### What the task requires
Reproduce each line from the records that holds "data".

### Materials provided
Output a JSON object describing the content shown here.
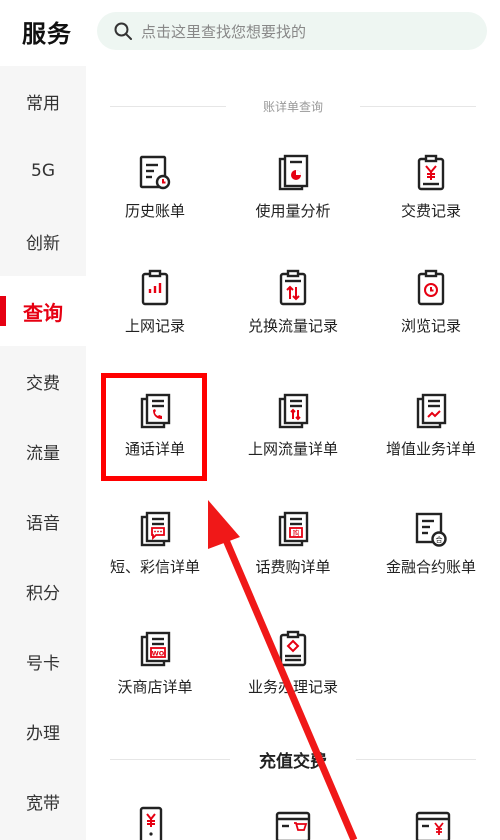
{
  "header": {
    "title": "服务",
    "search_placeholder": "点击这里查找您想要找的"
  },
  "sidebar": {
    "items": [
      {
        "label": "常用"
      },
      {
        "label": "5G"
      },
      {
        "label": "创新"
      },
      {
        "label": "查询",
        "active": true
      },
      {
        "label": "交费"
      },
      {
        "label": "流量"
      },
      {
        "label": "语音"
      },
      {
        "label": "积分"
      },
      {
        "label": "号卡"
      },
      {
        "label": "办理"
      },
      {
        "label": "宽带"
      }
    ]
  },
  "main": {
    "section1_title": "账详单查询",
    "items": [
      {
        "label": "历史账单",
        "icon": "bill-history-icon"
      },
      {
        "label": "使用量分析",
        "icon": "usage-analysis-icon"
      },
      {
        "label": "交费记录",
        "icon": "payment-record-icon"
      },
      {
        "label": "上网记录",
        "icon": "internet-record-icon"
      },
      {
        "label": "兑换流量记录",
        "icon": "data-exchange-icon"
      },
      {
        "label": "浏览记录",
        "icon": "browse-record-icon"
      },
      {
        "label": "通话详单",
        "icon": "call-detail-icon"
      },
      {
        "label": "上网流量详单",
        "icon": "data-detail-icon"
      },
      {
        "label": "增值业务详单",
        "icon": "value-added-icon"
      },
      {
        "label": "短、彩信详单",
        "icon": "sms-detail-icon"
      },
      {
        "label": "话费购详单",
        "icon": "purchase-detail-icon"
      },
      {
        "label": "金融合约账单",
        "icon": "finance-contract-icon"
      },
      {
        "label": "沃商店详单",
        "icon": "wo-store-icon"
      },
      {
        "label": "业务办理记录",
        "icon": "service-record-icon"
      }
    ],
    "section2_title": "充值交费",
    "bottom_icons": [
      "phone-recharge-icon",
      "card-cart-icon",
      "card-yen-icon"
    ]
  },
  "colors": {
    "accent": "#e60012",
    "highlight": "#ff0000",
    "search_bg": "#eef6f2"
  }
}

### Task response
        "icon": "data-exchange-icon"
        "icon": "data-detail-icon"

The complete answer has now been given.